STATED TASK -> Every line of the material below should be repeated exactly.

*** GIVEN ENTRIES

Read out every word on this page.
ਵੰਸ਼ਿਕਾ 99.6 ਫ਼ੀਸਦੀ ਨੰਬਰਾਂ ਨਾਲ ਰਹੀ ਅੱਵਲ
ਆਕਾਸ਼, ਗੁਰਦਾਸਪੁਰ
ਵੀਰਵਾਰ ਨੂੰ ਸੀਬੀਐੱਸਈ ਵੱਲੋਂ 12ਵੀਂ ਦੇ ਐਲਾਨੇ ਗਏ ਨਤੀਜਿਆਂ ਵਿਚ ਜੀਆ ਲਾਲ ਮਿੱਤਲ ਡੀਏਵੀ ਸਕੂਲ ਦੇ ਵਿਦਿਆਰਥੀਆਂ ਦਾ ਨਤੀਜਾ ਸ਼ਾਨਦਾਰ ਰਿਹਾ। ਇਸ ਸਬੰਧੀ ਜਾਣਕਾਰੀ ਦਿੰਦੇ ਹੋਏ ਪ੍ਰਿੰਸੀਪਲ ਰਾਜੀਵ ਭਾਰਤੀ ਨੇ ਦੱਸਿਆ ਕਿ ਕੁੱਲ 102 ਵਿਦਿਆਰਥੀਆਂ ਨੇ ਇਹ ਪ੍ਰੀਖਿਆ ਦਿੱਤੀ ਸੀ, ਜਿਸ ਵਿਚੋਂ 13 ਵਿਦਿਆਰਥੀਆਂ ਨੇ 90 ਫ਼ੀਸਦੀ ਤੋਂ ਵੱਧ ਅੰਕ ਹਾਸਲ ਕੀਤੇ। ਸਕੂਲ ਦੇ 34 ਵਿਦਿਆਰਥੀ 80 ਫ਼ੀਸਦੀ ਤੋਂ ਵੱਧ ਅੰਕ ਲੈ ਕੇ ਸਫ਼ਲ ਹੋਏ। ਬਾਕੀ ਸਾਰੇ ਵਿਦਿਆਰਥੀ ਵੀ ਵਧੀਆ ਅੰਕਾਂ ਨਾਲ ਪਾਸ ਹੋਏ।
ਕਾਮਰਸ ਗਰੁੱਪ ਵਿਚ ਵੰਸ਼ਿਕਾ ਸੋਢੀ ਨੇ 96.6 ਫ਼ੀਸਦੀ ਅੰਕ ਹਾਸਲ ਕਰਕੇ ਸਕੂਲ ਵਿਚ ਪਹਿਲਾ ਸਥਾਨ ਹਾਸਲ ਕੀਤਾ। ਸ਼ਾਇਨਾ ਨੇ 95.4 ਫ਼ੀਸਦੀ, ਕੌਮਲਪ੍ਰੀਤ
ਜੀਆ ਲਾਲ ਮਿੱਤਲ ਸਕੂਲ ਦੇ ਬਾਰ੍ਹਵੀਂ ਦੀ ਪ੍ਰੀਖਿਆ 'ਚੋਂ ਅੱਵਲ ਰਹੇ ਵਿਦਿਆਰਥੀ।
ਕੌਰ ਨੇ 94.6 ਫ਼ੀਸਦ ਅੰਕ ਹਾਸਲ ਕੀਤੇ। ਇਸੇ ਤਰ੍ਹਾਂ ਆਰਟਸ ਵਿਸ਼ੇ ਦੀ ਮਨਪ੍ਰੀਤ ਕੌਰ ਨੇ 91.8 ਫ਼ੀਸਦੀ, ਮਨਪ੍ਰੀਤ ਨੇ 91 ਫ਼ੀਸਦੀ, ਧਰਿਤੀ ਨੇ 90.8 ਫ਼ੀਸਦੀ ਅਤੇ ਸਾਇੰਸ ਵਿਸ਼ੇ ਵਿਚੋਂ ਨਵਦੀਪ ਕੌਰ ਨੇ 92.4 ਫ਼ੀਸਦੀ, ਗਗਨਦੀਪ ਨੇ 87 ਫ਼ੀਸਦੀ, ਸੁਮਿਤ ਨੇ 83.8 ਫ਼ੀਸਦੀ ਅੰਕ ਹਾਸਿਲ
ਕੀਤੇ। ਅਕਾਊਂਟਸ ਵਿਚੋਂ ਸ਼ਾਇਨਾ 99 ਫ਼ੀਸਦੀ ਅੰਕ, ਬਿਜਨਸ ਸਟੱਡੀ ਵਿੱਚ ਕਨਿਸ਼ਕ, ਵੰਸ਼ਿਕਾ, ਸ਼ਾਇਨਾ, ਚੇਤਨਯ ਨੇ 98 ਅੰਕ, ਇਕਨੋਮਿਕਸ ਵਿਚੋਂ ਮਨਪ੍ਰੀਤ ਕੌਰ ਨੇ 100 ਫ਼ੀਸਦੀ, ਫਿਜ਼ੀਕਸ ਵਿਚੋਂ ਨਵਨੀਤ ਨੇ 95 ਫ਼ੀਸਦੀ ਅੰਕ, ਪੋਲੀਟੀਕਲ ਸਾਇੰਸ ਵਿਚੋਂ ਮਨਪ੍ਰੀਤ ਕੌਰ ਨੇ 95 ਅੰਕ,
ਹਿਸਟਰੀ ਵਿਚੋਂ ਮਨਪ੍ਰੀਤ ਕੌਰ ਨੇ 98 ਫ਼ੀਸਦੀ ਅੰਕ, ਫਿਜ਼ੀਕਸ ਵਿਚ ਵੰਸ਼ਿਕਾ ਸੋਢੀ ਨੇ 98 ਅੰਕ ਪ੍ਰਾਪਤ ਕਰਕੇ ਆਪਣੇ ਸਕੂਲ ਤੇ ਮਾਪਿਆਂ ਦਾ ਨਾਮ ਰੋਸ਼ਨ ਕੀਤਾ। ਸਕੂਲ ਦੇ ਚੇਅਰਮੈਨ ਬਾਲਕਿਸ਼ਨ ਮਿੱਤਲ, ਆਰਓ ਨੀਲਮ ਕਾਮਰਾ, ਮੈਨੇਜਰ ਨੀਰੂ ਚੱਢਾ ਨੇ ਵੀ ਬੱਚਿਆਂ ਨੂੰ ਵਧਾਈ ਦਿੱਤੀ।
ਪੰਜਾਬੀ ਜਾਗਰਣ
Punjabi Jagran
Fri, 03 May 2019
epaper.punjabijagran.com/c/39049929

******

WRITTEN SOLUTION ->
Read out every word on this page.
ਵੰਸ਼ਿਕਾ 99.6 ਫ਼ੀਸਦੀ ਨੰਬਰਾਂ ਨਾਲ ਰਹੀ ਅੱਵਲ
ਆਕਾਸ਼, ਗੁਰਦਾਸਪੁਰ
ਵੀਰਵਾਰ ਨੂੰ ਸੀਬੀਐੱਸਈ ਵੱਲੋਂ 12ਵੀਂ ਦੇ ਐਲਾਨੇ ਗਏ ਨਤੀਜਿਆਂ ਵਿਚ ਜੀਆ ਲਾਲ ਮਿੱਤਲ ਡੀਏਵੀ ਸਕੂਲ ਦੇ ਵਿਦਿਆਰਥੀਆਂ ਦਾ ਨਤੀਜਾ ਸ਼ਾਨਦਾਰ ਰਿਹਾ। ਇਸ ਸਬੰਧੀ ਜਾਣਕਾਰੀ ਦਿੰਦੇ ਹੋਏ ਪ੍ਰਿੰਸੀਪਲ ਰਾਜੀਵ ਭਾਰਤੀ ਨੇ ਦੱਸਿਆ ਕਿ ਕੁੱਲ 102 ਵਿਦਿਆਰਥੀਆਂ ਨੇ ਇਹ ਪ੍ਰੀਖਿਆ ਦਿੱਤੀ ਸੀ, ਜਿਸ ਵਿਚੋਂ 13 ਵਿਦਿਆਰਥੀਆਂ ਨੇ 90 ਫ਼ੀਸਦੀ ਤੋਂ ਵੱਧ ਅੰਕ ਹਾਸਲ ਕੀਤੇ। ਸਕੂਲ ਦੇ 34 ਵਿਦਿਆਰਥੀ 80 ਫ਼ੀਸਦੀ ਤੋਂ ਵੱਧ ਅੰਕ ਲੈ ਕੇ ਸਫ਼ਲ ਹੋਏ। ਬਾਕੀ ਸਾਰੇ ਵਿਦਿਆਰਥੀ ਵੀ ਵਧੀਆ ਅੰਕਾਂ ਨਾਲ ਪਾਸ ਹੋਏ।
ਕਾਮਰਸ ਗਰੁੱਪ ਵਿਚ ਵੰਸ਼ਿਕਾ ਸੋਢੀ ਨੇ 96.6 ਫ਼ੀਸਦੀ ਅੰਕ ਹਾਸਲ ਕਰਕੇ ਸਕੂਲ ਵਿਚ ਪਹਿਲਾ ਸਥਾਨ ਹਾਸਲ ਕੀਤਾ। ਸ਼ਾਇਨਾ ਨੇ 95.4 ਫ਼ੀਸਦੀ, ਕੌਮਲਪ੍ਰੀਤ
ਜੀਆ ਲਾਲ ਮਿੱਤਲ ਸਕੂਲ ਦੇ ਬਾਰ੍ਹਵੀਂ ਦੀ ਪ੍ਰੀਖਿਆ 'ਚੋਂ ਅੱਵਲ ਰਹੇ ਵਿਦਿਆਰਥੀ।
ਕੌਰ ਨੇ 94.6 ਫ਼ੀਸਦ ਅੰਕ ਹਾਸਲ ਕੀਤੇ। ਇਸੇ ਤਰ੍ਹਾਂ ਆਰਟਸ ਵਿਸ਼ੇ ਦੀ ਮਨਪ੍ਰੀਤ ਕੌਰ ਨੇ 91.8 ਫ਼ੀਸਦੀ, ਮਨਪ੍ਰੀਤ ਨੇ 91 ਫ਼ੀਸਦੀ, ਧਰਿਤੀ ਨੇ 90.8 ਫ਼ੀਸਦੀ ਅਤੇ ਸਾਇੰਸ ਵਿਸ਼ੇ ਵਿਚੋਂ ਨਵਦੀਪ ਕੌਰ ਨੇ 92.4 ਫ਼ੀਸਦੀ, ਗਗਨਦੀਪ ਨੇ 87 ਫ਼ੀਸਦੀ, ਸੁਮਿਤ ਨੇ 83.8 ਫ਼ੀਸਦੀ ਅੰਕ ਹਾਸਿਲ
ਕੀਤੇ। ਅਕਾਊਂਟਸ ਵਿਚੋਂ ਸ਼ਾਇਨਾ 99 ਫ਼ੀਸਦੀ ਅੰਕ, ਬਿਜਨਸ ਸਟੱਡੀ ਵਿੱਚ ਕਨਿਸ਼ਕ, ਵੰਸ਼ਿਕਾ, ਸ਼ਾਇਨਾ, ਚੇਤਨਯ ਨੇ 98 ਅੰਕ, ਇਕਨੋਮਿਕਸ ਵਿਚੋਂ ਮਨਪ੍ਰੀਤ ਕੌਰ ਨੇ 100 ਫ਼ੀਸਦੀ, ਫਿਜ਼ੀਕਸ ਵਿਚੋਂ ਨਵਨੀਤ ਨੇ 95 ਫ਼ੀਸਦੀ ਅੰਕ, ਪੋਲੀਟੀਕਲ ਸਾਇੰਸ ਵਿਚੋਂ ਮਨਪ੍ਰੀਤ ਕੌਰ ਨੇ 95 ਅੰਕ,
ਹਿਸਟਰੀ ਵਿਚੋਂ ਮਨਪ੍ਰੀਤ ਕੌਰ ਨੇ 98 ਫ਼ੀਸਦੀ ਅੰਕ, ਫਿਜ਼ੀਕਸ ਵਿਚ ਵੰਸ਼ਿਕਾ ਸੋਢੀ ਨੇ 98 ਅੰਕ ਪ੍ਰਾਪਤ ਕਰਕੇ ਆਪਣੇ ਸਕੂਲ ਤੇ ਮਾਪਿਆਂ ਦਾ ਨਾਮ ਰੋਸ਼ਨ ਕੀਤਾ। ਸਕੂਲ ਦੇ ਚੇਅਰਮੈਨ ਬਾਲਕਿਸ਼ਨ ਮਿੱਤਲ, ਆਰਓ ਨੀਲਮ ਕਾਮਰਾ, ਮੈਨੇਜਰ ਨੀਰੂ ਚੱਢਾ ਨੇ ਵੀ ਬੱਚਿਆਂ ਨੂੰ ਵਧਾਈ ਦਿੱਤੀ।
ਪੰਜਾਬੀ ਜਾਗਰਣ
Punjabi Jagran
Fri, 03 May 2019
epaper.punjabijagran.com/c/39049929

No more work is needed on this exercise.